◆ STATED TASK ◆
Every entry below should be repeated exactly; the pictures should not.

══════════

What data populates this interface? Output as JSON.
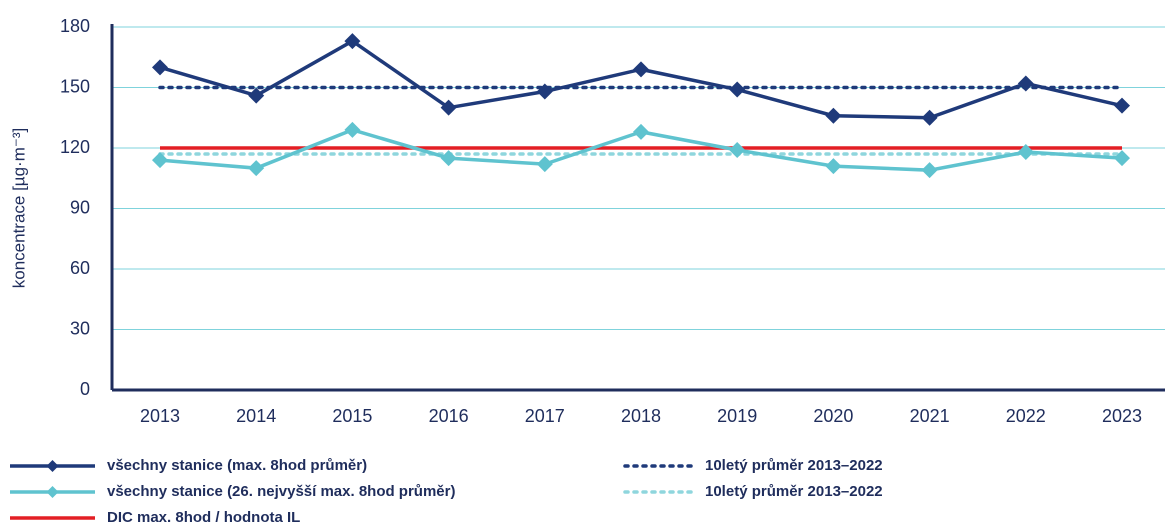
{
  "chart_data": {
    "type": "line",
    "y_label": "koncentrace [µg·m⁻³]",
    "categories": [
      "2013",
      "2014",
      "2015",
      "2016",
      "2017",
      "2018",
      "2019",
      "2020",
      "2021",
      "2022",
      "2023"
    ],
    "ylim": [
      0,
      180
    ],
    "yticks": [
      0,
      30,
      60,
      90,
      120,
      150,
      180
    ],
    "grid": true,
    "series": [
      {
        "name": "všechny stanice (max. 8hod průměr)",
        "color": "#1f3a7a",
        "line_style": "solid",
        "marker": "diamond",
        "values": [
          160,
          146,
          173,
          140,
          148,
          159,
          149,
          136,
          135,
          152,
          141
        ]
      },
      {
        "name": "všechny stanice (26. nejvyšší max. 8hod průměr)",
        "color": "#5fc3cf",
        "line_style": "solid",
        "marker": "diamond",
        "values": [
          114,
          110,
          129,
          115,
          112,
          128,
          119,
          111,
          109,
          118,
          115
        ]
      },
      {
        "name": "DIC max. 8hod / hodnota IL",
        "color": "#e31e24",
        "line_style": "solid",
        "marker": "none",
        "values": [
          120,
          120,
          120,
          120,
          120,
          120,
          120,
          120,
          120,
          120,
          120
        ]
      },
      {
        "name": "10letý průměr 2013–2022",
        "color": "#1f3a7a",
        "line_style": "dotted",
        "marker": "none",
        "values": [
          150,
          150,
          150,
          150,
          150,
          150,
          150,
          150,
          150,
          150,
          150
        ]
      },
      {
        "name": "10letý průměr 2013–2022",
        "color": "#8fd6dd",
        "line_style": "dotted",
        "marker": "none",
        "values": [
          117,
          117,
          117,
          117,
          117,
          117,
          117,
          117,
          117,
          117,
          117
        ]
      }
    ]
  }
}
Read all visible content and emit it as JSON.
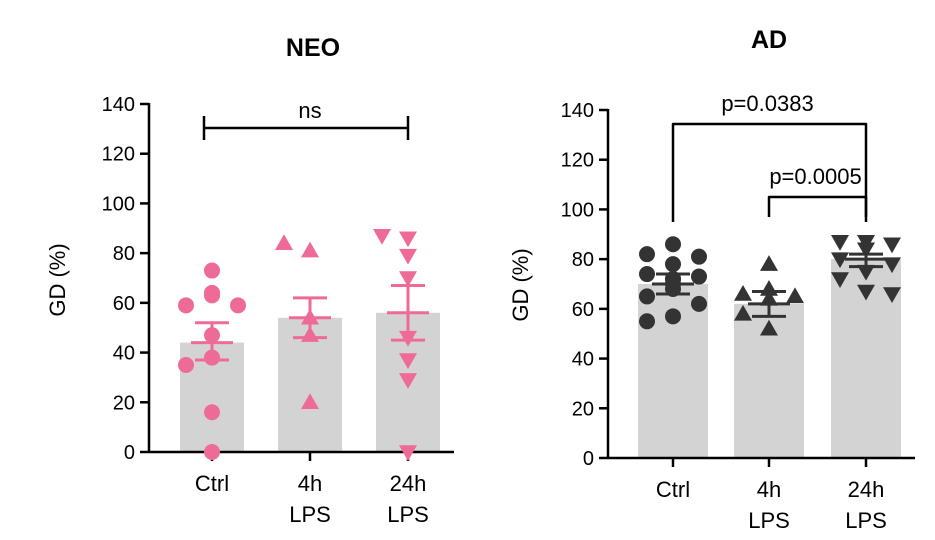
{
  "chart_data": [
    {
      "type": "bar",
      "panel": "NEO",
      "title": "NEO",
      "ylabel": "GD (%)",
      "ylim": [
        0,
        140
      ],
      "yticks": [
        0,
        20,
        40,
        60,
        80,
        100,
        120,
        140
      ],
      "categories": [
        [
          "Ctrl"
        ],
        [
          "4h",
          "LPS"
        ],
        [
          "24h",
          "LPS"
        ]
      ],
      "point_color": "#ef6b97",
      "markers": [
        "circle",
        "triangle-up",
        "triangle-down"
      ],
      "means": [
        44,
        54,
        56
      ],
      "sem_low": [
        37,
        46,
        45
      ],
      "sem_high": [
        52,
        62,
        67
      ],
      "points": [
        [
          73,
          64,
          59,
          59,
          63,
          47,
          38,
          35,
          16,
          0
        ],
        [
          81,
          84,
          54,
          47,
          20
        ],
        [
          86,
          87,
          79,
          70,
          46,
          37,
          29,
          0
        ]
      ],
      "significance": [
        {
          "from": 0,
          "to": 2,
          "label": "ns"
        }
      ]
    },
    {
      "type": "bar",
      "panel": "AD",
      "title": "AD",
      "ylabel": "GD (%)",
      "ylim": [
        0,
        140
      ],
      "yticks": [
        0,
        20,
        40,
        60,
        80,
        100,
        120,
        140
      ],
      "categories": [
        [
          "Ctrl"
        ],
        [
          "4h",
          "LPS"
        ],
        [
          "24h",
          "LPS"
        ]
      ],
      "point_color": "#333333",
      "markers": [
        "circle",
        "triangle-up",
        "triangle-down"
      ],
      "means": [
        70,
        62,
        80
      ],
      "sem_low": [
        66,
        57,
        77
      ],
      "sem_high": [
        74,
        67,
        82
      ],
      "points": [
        [
          86,
          82,
          81,
          78,
          74,
          73,
          72,
          72,
          70,
          68,
          65,
          62,
          57,
          55
        ],
        [
          78,
          68,
          66,
          65,
          64,
          58,
          52
        ],
        [
          87,
          87,
          86,
          84,
          80,
          78,
          75,
          72,
          67,
          66
        ]
      ],
      "significance": [
        {
          "from": 0,
          "to": 2,
          "label": "p=0.0383"
        },
        {
          "from": 1,
          "to": 2,
          "label": "p=0.0005"
        }
      ]
    }
  ]
}
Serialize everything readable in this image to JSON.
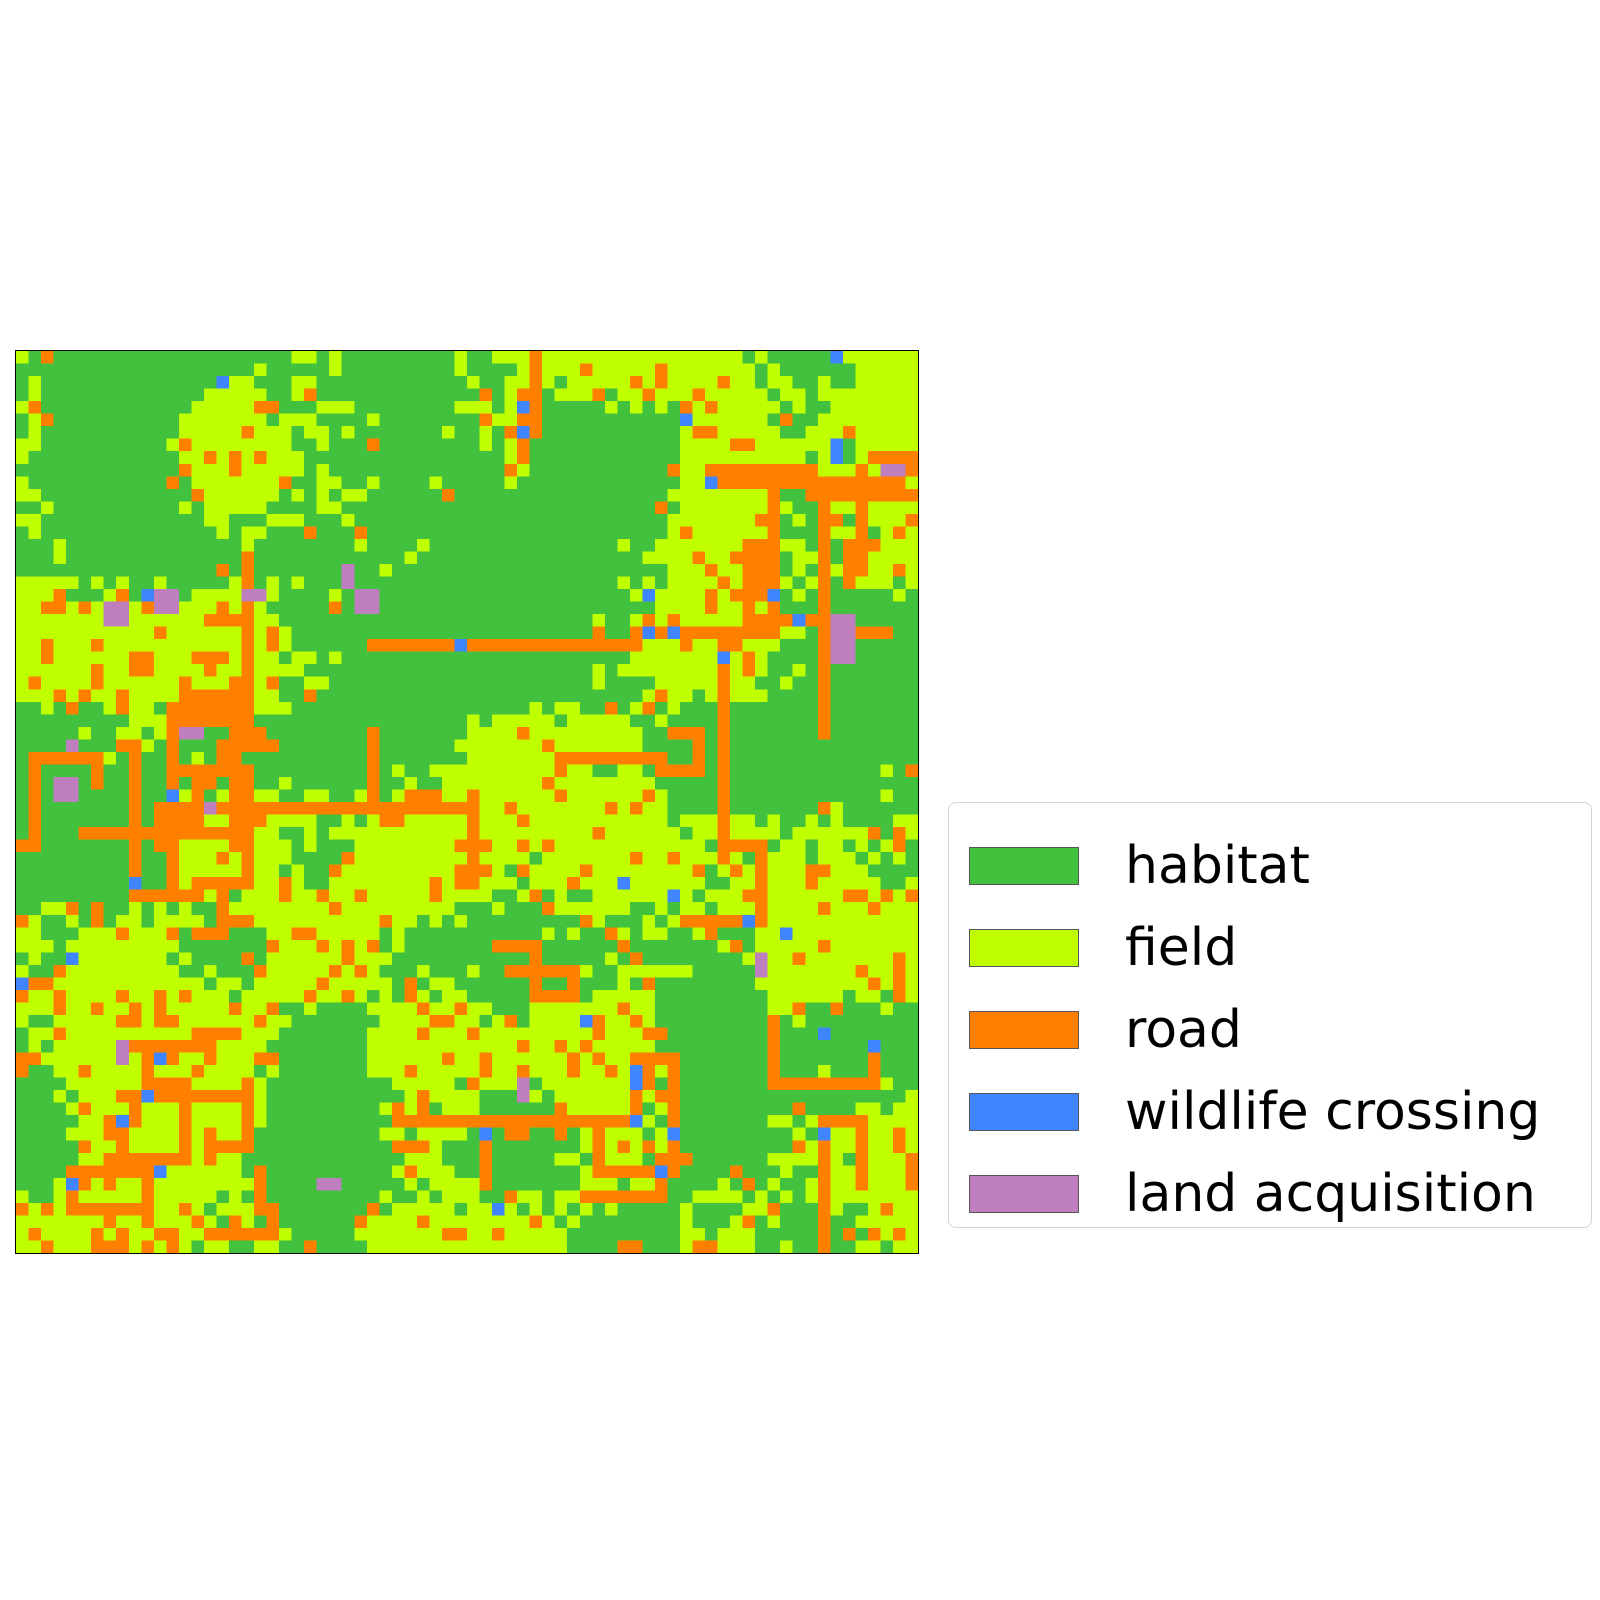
{
  "map": {
    "grid_size": 72,
    "classes": [
      "habitat",
      "field",
      "road",
      "wildlife crossing",
      "land acquisition"
    ],
    "colors": [
      "#42c13f",
      "#bfff00",
      "#ff7f00",
      "#3f85ff",
      "#bf7fbf"
    ]
  },
  "legend": {
    "items": [
      {
        "label": "habitat",
        "color": "#42c13f"
      },
      {
        "label": "field",
        "color": "#bfff00"
      },
      {
        "label": "road",
        "color": "#ff7f00"
      },
      {
        "label": "wildlife crossing",
        "color": "#3f85ff"
      },
      {
        "label": "land acquisition",
        "color": "#bf7fbf"
      }
    ]
  }
}
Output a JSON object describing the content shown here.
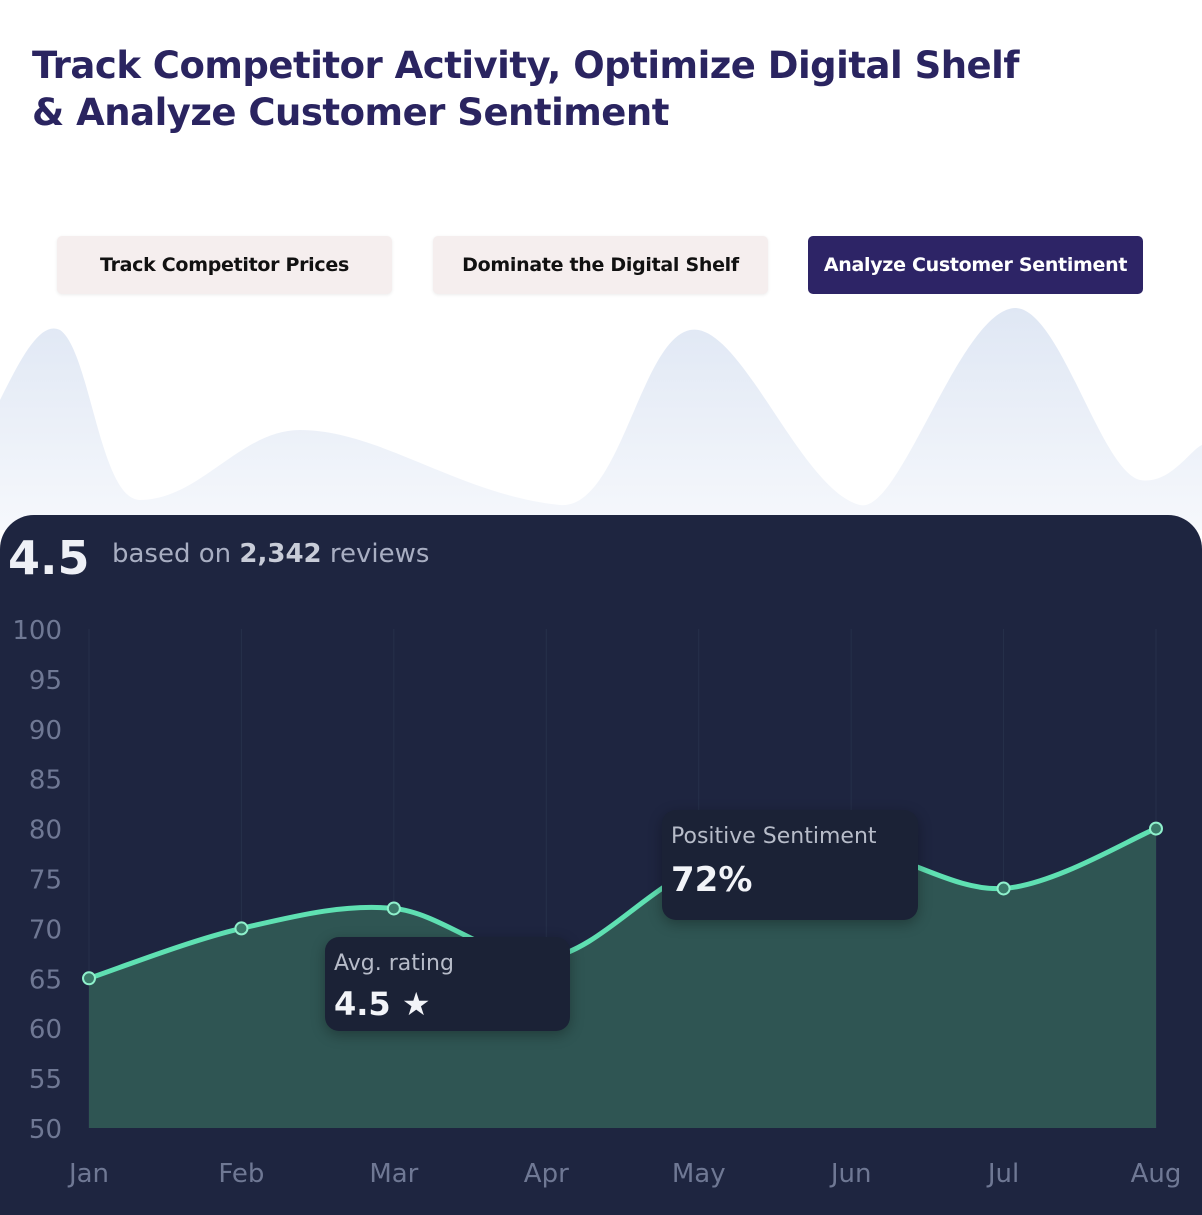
{
  "header": {
    "title_line1": "Track Competitor Activity, Optimize Digital Shelf",
    "title_line2": "& Analyze Customer Sentiment"
  },
  "tabs": [
    {
      "label": "Track Competitor Prices",
      "active": false
    },
    {
      "label": "Dominate the Digital Shelf",
      "active": false
    },
    {
      "label": "Analyze Customer Sentiment",
      "active": true
    }
  ],
  "summary": {
    "rating": "4.5",
    "prefix": "based on",
    "count": "2,342",
    "suffix": "reviews"
  },
  "tooltips": {
    "rating": {
      "label": "Avg. rating",
      "value": "4.5 ★"
    },
    "sentiment": {
      "label": "Positive Sentiment",
      "value": "72%"
    }
  },
  "colors": {
    "line": "#5fe0b2",
    "fill": "#2f5553",
    "card": "#1e2540",
    "accent": "#2d2466"
  },
  "chart_data": {
    "type": "area",
    "categories": [
      "Jan",
      "Feb",
      "Mar",
      "Apr",
      "May",
      "Jun",
      "Jul",
      "Aug"
    ],
    "series": [
      {
        "name": "Positive Sentiment",
        "values": [
          65,
          70,
          72,
          67,
          76,
          78,
          74,
          80
        ]
      }
    ],
    "ylim": [
      50,
      100
    ],
    "yticks": [
      100,
      95,
      90,
      85,
      80,
      75,
      70,
      65,
      60,
      55,
      50
    ],
    "grid": true
  }
}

══════════

◆ REPLY TO THE EXERCISE ◆
What data populates this interface? Output as JSON.
{
  "chart_data": {
    "type": "line",
    "y_label": "koncentrace [µg·m⁻³]",
    "categories": [
      "2013",
      "2014",
      "2015",
      "2016",
      "2017",
      "2018",
      "2019",
      "2020",
      "2021",
      "2022",
      "2023"
    ],
    "ylim": [
      0,
      180
    ],
    "yticks": [
      0,
      30,
      60,
      90,
      120,
      150,
      180
    ],
    "grid": true,
    "series": [
      {
        "name": "všechny stanice (max. 8hod průměr)",
        "color": "#1f3a7a",
        "line_style": "solid",
        "marker": "diamond",
        "values": [
          160,
          146,
          173,
          140,
          148,
          159,
          149,
          136,
          135,
          152,
          141
        ]
      },
      {
        "name": "všechny stanice (26. nejvyšší max. 8hod průměr)",
        "color": "#5fc3cf",
        "line_style": "solid",
        "marker": "diamond",
        "values": [
          114,
          110,
          129,
          115,
          112,
          128,
          119,
          111,
          109,
          118,
          115
        ]
      },
      {
        "name": "DIC max. 8hod / hodnota IL",
        "color": "#e31e24",
        "line_style": "solid",
        "marker": "none",
        "values": [
          120,
          120,
          120,
          120,
          120,
          120,
          120,
          120,
          120,
          120,
          120
        ]
      },
      {
        "name": "10letý průměr 2013–2022",
        "color": "#1f3a7a",
        "line_style": "dotted",
        "marker": "none",
        "values": [
          150,
          150,
          150,
          150,
          150,
          150,
          150,
          150,
          150,
          150,
          150
        ]
      },
      {
        "name": "10letý průměr 2013–2022",
        "color": "#8fd6dd",
        "line_style": "dotted",
        "marker": "none",
        "values": [
          117,
          117,
          117,
          117,
          117,
          117,
          117,
          117,
          117,
          117,
          117
        ]
      }
    ]
  }
}
Read all visible content and emit it as JSON.
{
  "chart_data": [
    {
      "type": "bar",
      "panel": "NEO",
      "title": "NEO",
      "ylabel": "GD (%)",
      "ylim": [
        0,
        140
      ],
      "yticks": [
        0,
        20,
        40,
        60,
        80,
        100,
        120,
        140
      ],
      "categories": [
        [
          "Ctrl"
        ],
        [
          "4h",
          "LPS"
        ],
        [
          "24h",
          "LPS"
        ]
      ],
      "point_color": "#ef6b97",
      "markers": [
        "circle",
        "triangle-up",
        "triangle-down"
      ],
      "means": [
        44,
        54,
        56
      ],
      "sem_low": [
        37,
        46,
        45
      ],
      "sem_high": [
        52,
        62,
        67
      ],
      "points": [
        [
          73,
          64,
          59,
          59,
          63,
          47,
          38,
          35,
          16,
          0
        ],
        [
          81,
          84,
          54,
          47,
          20
        ],
        [
          86,
          87,
          79,
          70,
          46,
          37,
          29,
          0
        ]
      ],
      "significance": [
        {
          "from": 0,
          "to": 2,
          "label": "ns"
        }
      ]
    },
    {
      "type": "bar",
      "panel": "AD",
      "title": "AD",
      "ylabel": "GD (%)",
      "ylim": [
        0,
        140
      ],
      "yticks": [
        0,
        20,
        40,
        60,
        80,
        100,
        120,
        140
      ],
      "categories": [
        [
          "Ctrl"
        ],
        [
          "4h",
          "LPS"
        ],
        [
          "24h",
          "LPS"
        ]
      ],
      "point_color": "#333333",
      "markers": [
        "circle",
        "triangle-up",
        "triangle-down"
      ],
      "means": [
        70,
        62,
        80
      ],
      "sem_low": [
        66,
        57,
        77
      ],
      "sem_high": [
        74,
        67,
        82
      ],
      "points": [
        [
          86,
          82,
          81,
          78,
          74,
          73,
          72,
          72,
          70,
          68,
          65,
          62,
          57,
          55
        ],
        [
          78,
          68,
          66,
          65,
          64,
          58,
          52
        ],
        [
          87,
          87,
          86,
          84,
          80,
          78,
          75,
          72,
          67,
          66
        ]
      ],
      "significance": [
        {
          "from": 0,
          "to": 2,
          "label": "p=0.0383"
        },
        {
          "from": 1,
          "to": 2,
          "label": "p=0.0005"
        }
      ]
    }
  ]
}
Serialize everything readable in this image to JSON.
{
  "map": {
    "grid_size": 72,
    "classes": [
      "habitat",
      "field",
      "road",
      "wildlife crossing",
      "land acquisition"
    ],
    "colors": [
      "#42c13f",
      "#bfff00",
      "#ff7f00",
      "#3f85ff",
      "#bf7fbf"
    ]
  },
  "legend": {
    "items": [
      {
        "label": "habitat",
        "color": "#42c13f"
      },
      {
        "label": "field",
        "color": "#bfff00"
      },
      {
        "label": "road",
        "color": "#ff7f00"
      },
      {
        "label": "wildlife crossing",
        "color": "#3f85ff"
      },
      {
        "label": "land acquisition",
        "color": "#bf7fbf"
      }
    ]
  }
}
Output a JSON object describing the content shown here.
{
  "header": {
    "title_line1": "Track Competitor Activity, Optimize Digital Shelf",
    "title_line2": "& Analyze Customer Sentiment"
  },
  "tabs": [
    {
      "label": "Track Competitor Prices",
      "active": false
    },
    {
      "label": "Dominate the Digital Shelf",
      "active": false
    },
    {
      "label": "Analyze Customer Sentiment",
      "active": true
    }
  ],
  "summary": {
    "rating": "4.5",
    "prefix": "based on",
    "count": "2,342",
    "suffix": "reviews"
  },
  "tooltips": {
    "rating": {
      "label": "Avg. rating",
      "value": "4.5 ★"
    },
    "sentiment": {
      "label": "Positive Sentiment",
      "value": "72%"
    }
  },
  "colors": {
    "line": "#5fe0b2",
    "fill": "#2f5553",
    "card": "#1e2540",
    "accent": "#2d2466"
  },
  "chart_data": {
    "type": "area",
    "categories": [
      "Jan",
      "Feb",
      "Mar",
      "Apr",
      "May",
      "Jun",
      "Jul",
      "Aug"
    ],
    "series": [
      {
        "name": "Positive Sentiment",
        "values": [
          65,
          70,
          72,
          67,
          76,
          78,
          74,
          80
        ]
      }
    ],
    "ylim": [
      50,
      100
    ],
    "yticks": [
      100,
      95,
      90,
      85,
      80,
      75,
      70,
      65,
      60,
      55,
      50
    ],
    "grid": true
  }
}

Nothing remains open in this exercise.